■ What you are asked to do: Gather every line in the records below that contains the word "koriandru".

■ Dataset items:
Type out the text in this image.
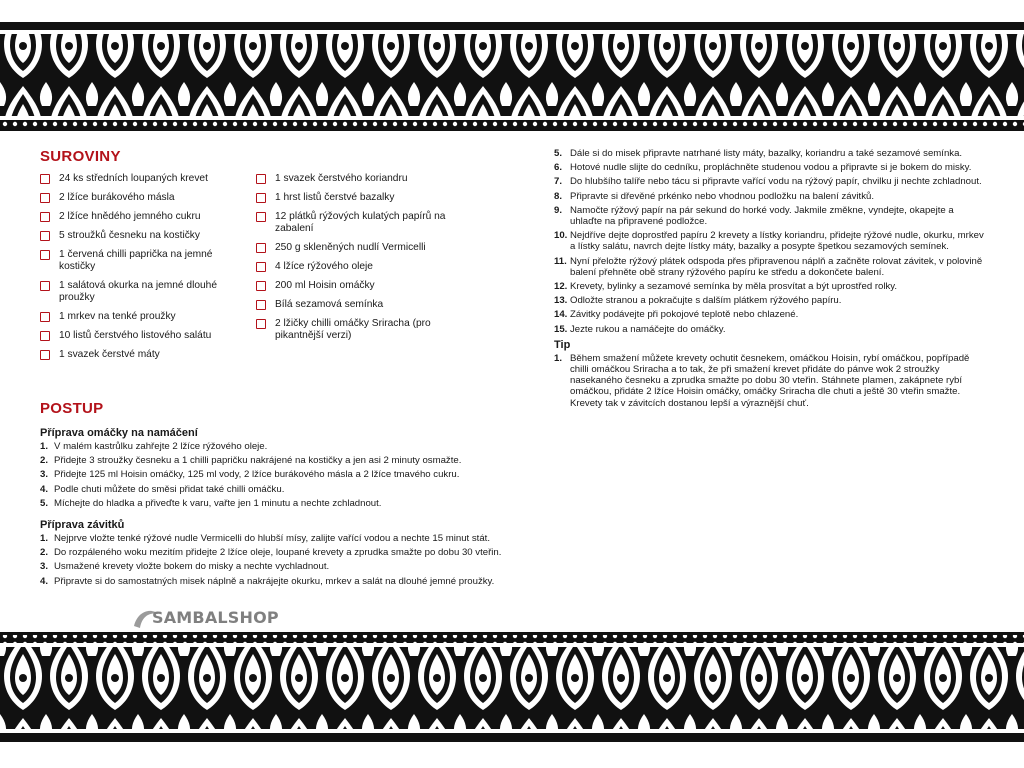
SUROVINY
24 ks středních loupaných krevet
2 lžíce burákového másla
2 lžíce hnědého jemného cukru
5 stroužků česneku na kostičky
1 červená chilli paprička na jemné kostičky
1 salátová okurka na jemné dlouhé proužky
1 mrkev na tenké proužky
10 listů čerstvého listového salátu
1 svazek čerstvé máty
1 svazek čerstvého koriandru
1 hrst listů čerstvé bazalky
12 plátků rýžových kulatých papírů na zabalení
250 g skleněných nudlí Vermicelli
4 lžíce rýžového oleje
200 ml Hoisin omáčky
Bílá sezamová semínka
2 lžičky chilli omáčky Sriracha (pro pikantnější verzi)
POSTUP
Příprava omáčky na namáčení
1. V malém kastrůlku zahřejte 2 lžíce rýžového oleje.
2. Přidejte 3 stroužky česneku a 1 chilli papričku nakrájené na kostičky a jen asi 2 minuty osmažte.
3. Přidejte 125 ml Hoisin omáčky, 125 ml vody, 2 lžíce burákového másla a 2 lžíce tmavého cukru.
4. Podle chuti můžete do směsi přidat také chilli omáčku.
5. Míchejte do hladka a přiveďte k varu, vařte jen 1 minutu a nechte zchladnout.
Příprava závitků
1. Nejprve vložte tenké rýžové nudle Vermicelli do hlubší mísy, zalijte vařící vodou a nechte 15 minut stát.
2. Do rozpáleného woku mezitím přidejte 2 lžíce oleje, loupané krevety a zprudka smažte po dobu 30 vteřin.
3. Usmažené krevety vložte bokem do misky a nechte vychladnout.
4. Připravte si do samostatných misek náplně a nakrájejte okurku, mrkev a salát na dlouhé jemné proužky.
5. Dále si do misek připravte natrhané listy máty, bazalky, koriandru a také sezamové semínka.
6. Hotové nudle slijte do cedníku, propláchněte studenou vodou a připravte si je bokem do misky.
7. Do hlubšího talíře nebo tácu si připravte vařící vodu na rýžový papír, chvilku ji nechte zchladnout.
8. Připravte si dřevěné prkénko nebo vhodnou podložku na balení závitků.
9. Namočte rýžový papír na pár sekund do horké vody. Jakmile změkne, vyndejte, okapejte a uhlaďte na připravené podložce.
10. Nejdříve dejte doprostřed papíru 2 krevety a lístky koriandru, přidejte rýžové nudle, okurku, mrkev a lístky salátu, navrch dejte lístky máty, bazalky a posypte špetkou sezamových semínek.
11. Nyní přeložte rýžový plátek odspoda přes připravenou náplň a začněte rolovat závitek, v polovině balení přehněte obě strany rýžového papíru ke středu a dokončete balení.
12. Krevety, bylinky a sezamové semínka by měla prosvítat a být uprostřed rolky.
13. Odložte stranou a pokračujte s dalším plátkem rýžového papíru.
14. Závitky podávejte při pokojové teplotě nebo chlazené.
15. Jezte rukou a namáčejte do omáčky.
Tip
1. Během smažení můžete krevety ochutit česnekem, omáčkou Hoisin, rybí omáčkou, popřípadě chilli omáčkou Sriracha a to tak, že při smažení krevet přidáte do pánve wok 2 stroužky nasekaného česneku a zprudka smažte po dobu 30 vteřin. Stáhnete plamen, zakápnete rybí omáčkou, přidáte 2 lžíce Hoisin omáčky, omáčky Sriracha dle chuti a ještě 30 vteřin smažte. Krevety tak v závitcích dostanou lepší a výraznější chuť.
SAMBALSHOP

■ Task solution:
1 svazek čerstvého koriandru
5. Dále si do misek připravte natrhané listy máty, bazalky, koriandru a také sezamové semínka.
10. Nejdříve dejte doprostřed papíru 2 krevety a lístky koriandru, přidejte rýžové nudle, okurku, mrkev a lístky salátu, navrch dejte lístky máty, bazalky a posypte špetkou sezamových semínek.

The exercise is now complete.